*Provided text*:
# Workhorse Knife on the Line (Wusthof Le Cordon Bleu?)



## gennaroe (Mar 16, 2010)

Hey all, I've been reading through this forum for the past few days and finally decided to sign up and type up a post to see if what I've gleaned so far is leading me to the right decision. 

I'm currently just a home cook, and I've been using the Forschner 8 inch Rosewood Chef's knife for about a year. As I've cooked more, it's gotten to feel far too light, flimsy, and short. Additionally, I may be starting kitchen work some time in the next few months, and I imagine that they'll have me doing a whole lot of chopping and prep work before I even lay a hand on a pan. So, I'd like to pick up a workhorse knife that won't break the bank and will get the job done well, and I'd like to learn how to sharpen and care for it, before then. I'm leaning toward the Wusthof Le Cordon Bleu 10 inch Chef's simply because it seems like a steal at $80, which I've seen it going for on at least one site. 

Is there a significantly better knife for the job at this price point? I'd like to spend no more than $100. I've done my best to research the many Japanese options, but there are so many in each price bracket that I'm having a hard time coming to any definitive conclusions there. For that price, a friend suggested going with a gyoto from the Togiharu Molybdenum line. How would that compare in terms of performance and characteristics (besides the fact that it would be prone to stains, and has an asymmetrical edge)? 

Finally, if I were to go with the Wusthof, what would be a suitable combination of wet stones and honing rods to pick up and learn with? I've been considering an Edge Pro, but I think I ought to just bite the bullet and learn how to sharpen by hand.

Thanks,
Gennaro


----------



## boar_d_laze (Feb 13, 2008)

Hi Gennaro,

You wrote,


I'm currently just a home cook, and I've been using the Forschner 8 inch Rosewood Chef's knife for about a year. As I've cooked more, it's gotten to feel far too light, flimsy, and short. Additionally, I may be starting kitchen work some time in the next few months, and I imagine that they'll have me doing a whole lot of chopping and prep work before I even lay a hand on a pan. So, I'd like to pick up a workhorse knife that won't break the bank and will get the job done well, and I'd like to learn how to sharpen and care for it, before then.

Too short is easy to fix.  Too light and too flimsy is a different matter.  A Forschner Fibrox/Rosewood IS a workhorse knife.  There's very little it won't do as well as any of the heavy, forged, German style knives.  And very few, if any, Japanese made are going to be heavier or stiffer. 

A big part of your dissatisfaction lies in the fact that you don't know how to sharpen.  You have a sort of golden opportunity to take care of that now -- before you decide on which 10" to buy.


I'm leaning toward the Wusthof Le Cordon Bleu 10 inch Chef's simply because it seems like a steal at $80, which I've seen it going for on at least one site.

Wusthof discontinued Le Cordon Bleu a couple of years ago.  LCB was their attempt to manufacture a sort of French / German / Japanese hybrid.  Like all top line Wusthof, they are beautifully made.  But, also like all top line Wusthof (and your Forschner), they're made with the X50CrMo15.    

They are forged, and will feel slightly stouter than a Forschner -- but they aren't really any stronger.

*Supplied records*:
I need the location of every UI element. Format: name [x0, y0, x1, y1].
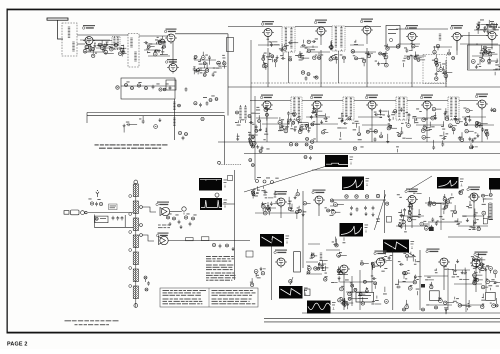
wire [354, 100, 396, 102]
tube V 2ND VIDEO IF 6CB6 [315, 27, 327, 37]
value label [415, 119, 417, 122]
resistor [492, 304, 496, 308]
resistor [486, 133, 489, 136]
wire [444, 194, 446, 197]
value label [432, 59, 435, 62]
value label [331, 208, 334, 211]
resistor [475, 278, 478, 281]
wire [409, 50, 413, 52]
resistor [254, 270, 258, 274]
IF transformer T4 [291, 97, 302, 120]
wire [477, 29, 479, 34]
value label [119, 47, 122, 50]
capacitor [492, 28, 496, 31]
capacitor [280, 49, 284, 52]
wire [444, 199, 446, 205]
value label [414, 58, 417, 61]
value label [430, 283, 433, 286]
value label [299, 121, 302, 124]
value label [375, 299, 379, 302]
wire [382, 53, 388, 55]
resistor [405, 305, 409, 309]
bus line upper [87, 112, 225, 114]
capacitor [105, 43, 108, 47]
wire [470, 110, 473, 112]
value label [391, 113, 395, 116]
wire [223, 203, 235, 205]
wire [407, 100, 448, 102]
value label [353, 128, 357, 131]
value label [479, 65, 481, 68]
capacitor [427, 204, 431, 207]
wire [481, 259, 485, 261]
wire [376, 265, 379, 267]
value label [397, 131, 399, 134]
resistor [493, 109, 496, 112]
wire [403, 63, 405, 67]
wire [204, 65, 206, 68]
wire [163, 41, 165, 45]
value label [330, 55, 332, 58]
value label [419, 110, 421, 113]
value label [279, 47, 283, 50]
value label [254, 195, 258, 198]
wire [358, 126, 360, 132]
coil [130, 38, 132, 47]
waveform scope W2 sync pulse [200, 198, 222, 210]
resistor [474, 278, 477, 281]
sound takeoff line [173, 99, 175, 140]
wire [385, 252, 387, 255]
resistor [205, 69, 208, 72]
value label [308, 127, 311, 130]
wire [175, 33, 228, 35]
wire [362, 297, 364, 301]
value label [461, 189, 464, 192]
wire [387, 134, 389, 140]
bus line y142 [218, 141, 500, 143]
value label [442, 203, 445, 206]
value label [288, 200, 291, 203]
resistor [159, 88, 162, 91]
wire vertical x234 [234, 170, 236, 280]
wire [143, 235, 155, 241]
wire [472, 229, 476, 231]
capacitor [324, 117, 328, 120]
notes table [160, 288, 258, 307]
IF transformer T5 [343, 97, 354, 120]
wire [482, 294, 484, 299]
resistor [448, 52, 451, 55]
resistor [226, 244, 229, 247]
value label [235, 121, 238, 124]
wire [299, 51, 301, 54]
ground [123, 124, 126, 128]
wire [487, 24, 489, 30]
value label [443, 69, 445, 72]
scope W8 vert saw annotation [286, 236, 290, 244]
wire [302, 122, 308, 124]
wire [77, 34, 128, 36]
value label [269, 52, 271, 55]
wire [268, 212, 270, 215]
scope W3 composite annotation [350, 157, 354, 165]
label SYNC PHASE INV [312, 190, 326, 194]
value label [446, 115, 449, 118]
value label [88, 198, 91, 201]
value label [345, 300, 348, 303]
wire [198, 70, 205, 72]
resistor [472, 258, 475, 261]
wire [255, 112, 260, 114]
value label [444, 306, 448, 309]
resistor [201, 56, 205, 60]
resistor [417, 58, 420, 61]
wire [162, 50, 164, 54]
value label [388, 122, 390, 125]
label VIDEO OUT 6AH6 [475, 94, 488, 98]
resistor [280, 127, 283, 130]
tube V2 mixer [165, 34, 177, 44]
resistor [343, 56, 346, 59]
value label [470, 226, 473, 229]
value label [450, 196, 454, 199]
cathode drop wire [366, 34, 368, 44]
value label [165, 83, 168, 86]
volume control [182, 207, 186, 215]
value label [265, 130, 267, 133]
wire [417, 57, 421, 59]
wire [121, 52, 123, 57]
wire [194, 60, 222, 68]
wire [310, 252, 312, 256]
wire [323, 260, 327, 262]
value label [193, 214, 196, 217]
wire [445, 200, 447, 205]
value label [376, 220, 379, 223]
wire [385, 59, 387, 63]
resistor [389, 125, 392, 128]
wire [472, 30, 498, 56]
wire [286, 119, 288, 125]
cathode drop wire [266, 109, 268, 142]
wire [355, 40, 357, 43]
label AUDIO AMP 6AV6 [156, 233, 168, 237]
value label [498, 26, 500, 29]
value label [499, 65, 500, 68]
wire [412, 216, 419, 218]
resistor [472, 195, 475, 198]
value label [481, 299, 485, 302]
value label [463, 107, 466, 110]
value label [299, 52, 302, 55]
resistor [403, 272, 406, 275]
terminal H [256, 180, 259, 183]
value label [175, 214, 178, 217]
value label [454, 273, 457, 276]
value label [205, 54, 208, 57]
resistor [372, 265, 375, 268]
resistor [119, 52, 122, 55]
wire [351, 288, 353, 292]
wire [296, 214, 298, 219]
value label [403, 252, 406, 255]
wire [406, 258, 408, 261]
value label [361, 57, 364, 60]
resistor [396, 45, 399, 48]
value label [462, 188, 464, 191]
ant input label box [109, 204, 117, 210]
capacitor [343, 122, 347, 125]
wire [496, 298, 498, 304]
waveform scope W10 vert ramp [279, 286, 303, 299]
value label [106, 41, 109, 44]
wire [372, 266, 374, 270]
wire [298, 206, 300, 209]
wire [271, 58, 273, 62]
wire [392, 117, 394, 120]
pointer diagonal to W7 [374, 194, 385, 230]
value label [392, 111, 395, 114]
resistor [305, 124, 308, 127]
AGC dashed enclosure [423, 55, 447, 84]
label 3RD VID IF 6CB6b [365, 95, 378, 99]
deflection yoke box [486, 292, 496, 300]
resistor [203, 73, 206, 76]
wire [496, 23, 498, 28]
wire [490, 270, 492, 273]
wire [86, 113, 88, 124]
cathode drop wire [456, 41, 458, 51]
label VERT SWEEP 6CM7 [374, 251, 387, 255]
resistor [460, 138, 463, 141]
resistor [153, 52, 157, 56]
capacitor [169, 86, 172, 90]
value label [407, 269, 409, 272]
ground [286, 125, 289, 129]
resistor [322, 131, 325, 134]
resistor [465, 130, 468, 133]
wire [401, 209, 403, 213]
resistor [337, 253, 341, 257]
label SYNC SEP [274, 191, 287, 195]
resistor [158, 40, 161, 43]
value label [312, 107, 315, 110]
wire [445, 78, 447, 80]
noise gate box [386, 216, 391, 222]
value label [475, 271, 478, 274]
value label [341, 299, 344, 302]
tuner RF section (dashed) [62, 23, 77, 56]
resistor [422, 118, 426, 122]
wire [483, 26, 485, 28]
wire [299, 125, 301, 130]
scope W2 sync pulse annotation [224, 200, 228, 208]
resistor [431, 116, 435, 120]
resistor [393, 110, 396, 113]
capacitor [219, 244, 222, 248]
resistor [252, 141, 256, 145]
value label [217, 62, 220, 65]
resistor [292, 121, 295, 124]
resistor [249, 159, 252, 162]
discriminator transformer [239, 105, 246, 123]
resistor [458, 304, 461, 307]
value label [251, 190, 254, 193]
socket pin [129, 231, 132, 234]
wire [478, 253, 480, 257]
tube V 3RD VIDEO IF 6CB6 [361, 26, 373, 36]
wire [364, 263, 369, 265]
resistor [488, 59, 491, 62]
value label [290, 207, 293, 210]
wire [461, 132, 463, 138]
value label [404, 57, 406, 60]
integrator network wire [332, 199, 386, 201]
resistor [267, 207, 270, 210]
resistor [209, 99, 212, 102]
wire [145, 279, 147, 282]
wire [447, 72, 452, 74]
value label [474, 137, 477, 140]
value label [488, 50, 491, 53]
ground [276, 55, 279, 59]
wire [303, 40, 305, 44]
wire [454, 297, 456, 300]
coil [134, 52, 136, 61]
wire [237, 133, 239, 137]
ground [169, 222, 172, 226]
value label [450, 125, 452, 128]
value label [444, 135, 447, 138]
value label [487, 24, 491, 27]
value label [168, 213, 171, 216]
resistor [212, 243, 215, 246]
wire [479, 279, 483, 281]
value label [289, 55, 292, 58]
resistor [255, 129, 258, 132]
resistor [249, 140, 252, 143]
capacitor [333, 243, 337, 246]
resistor [408, 218, 412, 222]
wire [415, 45, 418, 47]
value label [320, 259, 324, 262]
value label [472, 274, 474, 277]
to-discriminator note [158, 225, 170, 229]
label OSC 6J6 [165, 59, 177, 63]
capacitor [364, 206, 367, 210]
resistor [90, 202, 93, 205]
resistor [99, 202, 102, 205]
wire [486, 136, 488, 139]
resistor [412, 45, 415, 48]
tube V VIDEO OUT 6AH6 [476, 100, 488, 110]
capacitor [406, 48, 409, 52]
wire [445, 108, 447, 110]
tube V 3RD VID IF 6CB6b [366, 101, 378, 111]
resistor [374, 282, 377, 285]
value label [410, 54, 412, 57]
wire [284, 44, 286, 46]
pointer line to W9 [405, 251, 416, 257]
value label [464, 272, 467, 275]
resistor [178, 104, 181, 107]
resistor [338, 299, 341, 302]
wire [374, 285, 376, 289]
wire [265, 67, 267, 70]
wire [475, 146, 478, 148]
label 4.5MC TRAP [405, 25, 418, 29]
capacitor [89, 48, 92, 52]
capacitor [372, 206, 375, 210]
value label [111, 43, 114, 46]
value label [429, 128, 432, 131]
ground [158, 118, 161, 122]
value label [340, 269, 343, 272]
value label [455, 220, 458, 223]
value label [376, 218, 380, 221]
value label [193, 65, 195, 68]
value label [263, 138, 265, 141]
value label [490, 20, 494, 23]
value label [339, 138, 341, 141]
value label [256, 109, 260, 112]
wire [384, 287, 386, 292]
wire [255, 273, 257, 277]
capacitor [474, 213, 477, 217]
wire [469, 201, 471, 206]
resistor [363, 280, 366, 283]
interstage wiring row B [256, 117, 494, 125]
wire [447, 302, 454, 304]
value label [158, 40, 161, 43]
tube V SOUND IF 6AU6 [486, 32, 498, 42]
tube V agc keyer [406, 196, 418, 206]
value label [278, 129, 282, 132]
terminal J [263, 180, 266, 183]
value label [398, 211, 401, 214]
value label [480, 267, 482, 270]
resistor [185, 133, 188, 136]
scope W1 video out annotation [224, 180, 228, 188]
capacitor [249, 121, 253, 124]
value label [340, 54, 343, 57]
resistor [481, 305, 484, 308]
value label [457, 275, 460, 278]
value label [325, 275, 328, 278]
wire [434, 46, 436, 50]
wire [268, 109, 272, 111]
label VIDEO DET 6AL5 [420, 95, 433, 99]
ground [466, 218, 469, 222]
wire [414, 276, 416, 281]
resistor [459, 191, 463, 195]
wire y237 [448, 236, 500, 238]
wire [424, 223, 430, 225]
value label [155, 39, 158, 42]
wire [170, 211, 182, 213]
resistor [355, 195, 358, 198]
coil [68, 27, 70, 38]
wire vertical x255 [254, 96, 256, 180]
value label [442, 72, 445, 75]
capacitor [435, 221, 438, 225]
capacitor [312, 40, 316, 43]
capacitor [116, 216, 119, 220]
resistor [217, 61, 221, 65]
value label [268, 58, 271, 61]
value label [479, 126, 481, 129]
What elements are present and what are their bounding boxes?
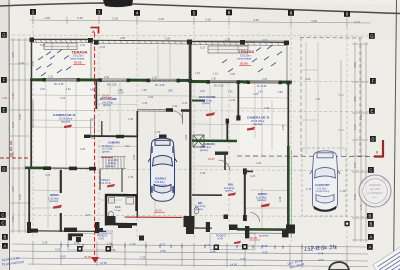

*Written request A*: From the knife forum thread, list the words Gennaro uses to describe how his Forschner chef's knife has come to feel as he has cooked more.
*Written request B*: According to the reply in the knife forum thread, what steel are the Wusthof Le Cordon Bleu knives made with?

*Result A*:
- light
- flimsy
- short

*Result B*: X50CrMo15